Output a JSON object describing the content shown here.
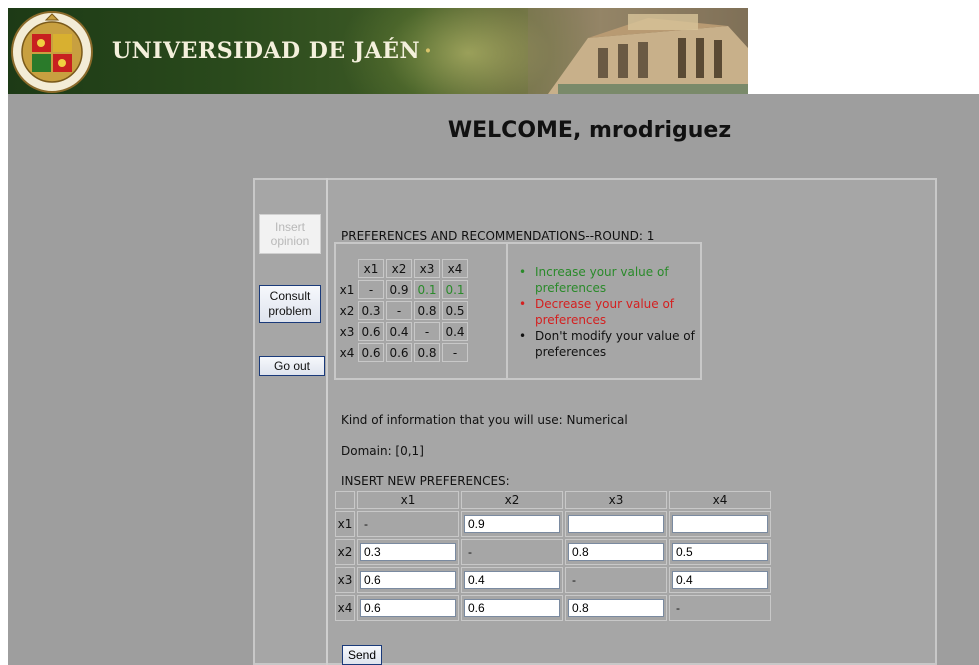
{
  "header": {
    "university_name": "UNIVERSIDAD DE JAÉN",
    "separator": "·"
  },
  "welcome": "WELCOME, mrodriguez",
  "nav": {
    "insert_opinion": "Insert opinion",
    "consult_problem": "Consult problem",
    "go_out": "Go out"
  },
  "preferences": {
    "title": "PREFERENCES AND RECOMMENDATIONS--ROUND: 1",
    "columns": [
      "x1",
      "x2",
      "x3",
      "x4"
    ],
    "rows": [
      {
        "label": "x1",
        "values": [
          "-",
          "0.9",
          "0.1",
          "0.1"
        ],
        "colors": [
          "black",
          "black",
          "green",
          "green"
        ]
      },
      {
        "label": "x2",
        "values": [
          "0.3",
          "-",
          "0.8",
          "0.5"
        ],
        "colors": [
          "black",
          "black",
          "black",
          "black"
        ]
      },
      {
        "label": "x3",
        "values": [
          "0.6",
          "0.4",
          "-",
          "0.4"
        ],
        "colors": [
          "black",
          "black",
          "black",
          "black"
        ]
      },
      {
        "label": "x4",
        "values": [
          "0.6",
          "0.6",
          "0.8",
          "-"
        ],
        "colors": [
          "black",
          "black",
          "black",
          "black"
        ]
      }
    ]
  },
  "legend": {
    "increase": "Increase your value of preferences",
    "decrease": "Decrease your value of preferences",
    "keep": "Don't modify your value of preferences",
    "bullet": "•",
    "colors": {
      "increase": "#2a8a2a",
      "decrease": "#d42020",
      "keep": "#111111"
    }
  },
  "info": {
    "kind": "Kind of information that you will use: Numerical",
    "domain": "Domain: [0,1]",
    "insert_title": "INSERT NEW PREFERENCES:"
  },
  "new_prefs": {
    "columns": [
      "x1",
      "x2",
      "x3",
      "x4"
    ],
    "rows": [
      {
        "label": "x1",
        "cells": [
          {
            "type": "text",
            "value": "-"
          },
          {
            "type": "input",
            "value": "0.9"
          },
          {
            "type": "input",
            "value": ""
          },
          {
            "type": "input",
            "value": ""
          }
        ]
      },
      {
        "label": "x2",
        "cells": [
          {
            "type": "input",
            "value": "0.3"
          },
          {
            "type": "text",
            "value": "-"
          },
          {
            "type": "input",
            "value": "0.8"
          },
          {
            "type": "input",
            "value": "0.5"
          }
        ]
      },
      {
        "label": "x3",
        "cells": [
          {
            "type": "input",
            "value": "0.6"
          },
          {
            "type": "input",
            "value": "0.4"
          },
          {
            "type": "text",
            "value": "-"
          },
          {
            "type": "input",
            "value": "0.4"
          }
        ]
      },
      {
        "label": "x4",
        "cells": [
          {
            "type": "input",
            "value": "0.6"
          },
          {
            "type": "input",
            "value": "0.6"
          },
          {
            "type": "input",
            "value": "0.8"
          },
          {
            "type": "text",
            "value": "-"
          }
        ]
      }
    ]
  },
  "send_label": "Send",
  "colors": {
    "gray_bg": "#9e9e9e",
    "panel_bg": "#a6a6a6",
    "banner_dark": "#1d3a16"
  }
}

+++

What to do :: Images must not appear in the copy; reproduce everything else in the records verbatim.

Task solution ::
Output a JSON object describing the content shown here.
{
  "header": {
    "university_name": "UNIVERSIDAD DE JAÉN",
    "separator": "·"
  },
  "welcome": "WELCOME, mrodriguez",
  "nav": {
    "insert_opinion": "Insert opinion",
    "consult_problem": "Consult problem",
    "go_out": "Go out"
  },
  "preferences": {
    "title": "PREFERENCES AND RECOMMENDATIONS--ROUND: 1",
    "columns": [
      "x1",
      "x2",
      "x3",
      "x4"
    ],
    "rows": [
      {
        "label": "x1",
        "values": [
          "-",
          "0.9",
          "0.1",
          "0.1"
        ],
        "colors": [
          "black",
          "black",
          "green",
          "green"
        ]
      },
      {
        "label": "x2",
        "values": [
          "0.3",
          "-",
          "0.8",
          "0.5"
        ],
        "colors": [
          "black",
          "black",
          "black",
          "black"
        ]
      },
      {
        "label": "x3",
        "values": [
          "0.6",
          "0.4",
          "-",
          "0.4"
        ],
        "colors": [
          "black",
          "black",
          "black",
          "black"
        ]
      },
      {
        "label": "x4",
        "values": [
          "0.6",
          "0.6",
          "0.8",
          "-"
        ],
        "colors": [
          "black",
          "black",
          "black",
          "black"
        ]
      }
    ]
  },
  "legend": {
    "increase": "Increase your value of preferences",
    "decrease": "Decrease your value of preferences",
    "keep": "Don't modify your value of preferences",
    "bullet": "•",
    "colors": {
      "increase": "#2a8a2a",
      "decrease": "#d42020",
      "keep": "#111111"
    }
  },
  "info": {
    "kind": "Kind of information that you will use: Numerical",
    "domain": "Domain: [0,1]",
    "insert_title": "INSERT NEW PREFERENCES:"
  },
  "new_prefs": {
    "columns": [
      "x1",
      "x2",
      "x3",
      "x4"
    ],
    "rows": [
      {
        "label": "x1",
        "cells": [
          {
            "type": "text",
            "value": "-"
          },
          {
            "type": "input",
            "value": "0.9"
          },
          {
            "type": "input",
            "value": ""
          },
          {
            "type": "input",
            "value": ""
          }
        ]
      },
      {
        "label": "x2",
        "cells": [
          {
            "type": "input",
            "value": "0.3"
          },
          {
            "type": "text",
            "value": "-"
          },
          {
            "type": "input",
            "value": "0.8"
          },
          {
            "type": "input",
            "value": "0.5"
          }
        ]
      },
      {
        "label": "x3",
        "cells": [
          {
            "type": "input",
            "value": "0.6"
          },
          {
            "type": "input",
            "value": "0.4"
          },
          {
            "type": "text",
            "value": "-"
          },
          {
            "type": "input",
            "value": "0.4"
          }
        ]
      },
      {
        "label": "x4",
        "cells": [
          {
            "type": "input",
            "value": "0.6"
          },
          {
            "type": "input",
            "value": "0.6"
          },
          {
            "type": "input",
            "value": "0.8"
          },
          {
            "type": "text",
            "value": "-"
          }
        ]
      }
    ]
  },
  "send_label": "Send",
  "colors": {
    "gray_bg": "#9e9e9e",
    "panel_bg": "#a6a6a6",
    "banner_dark": "#1d3a16"
  }
}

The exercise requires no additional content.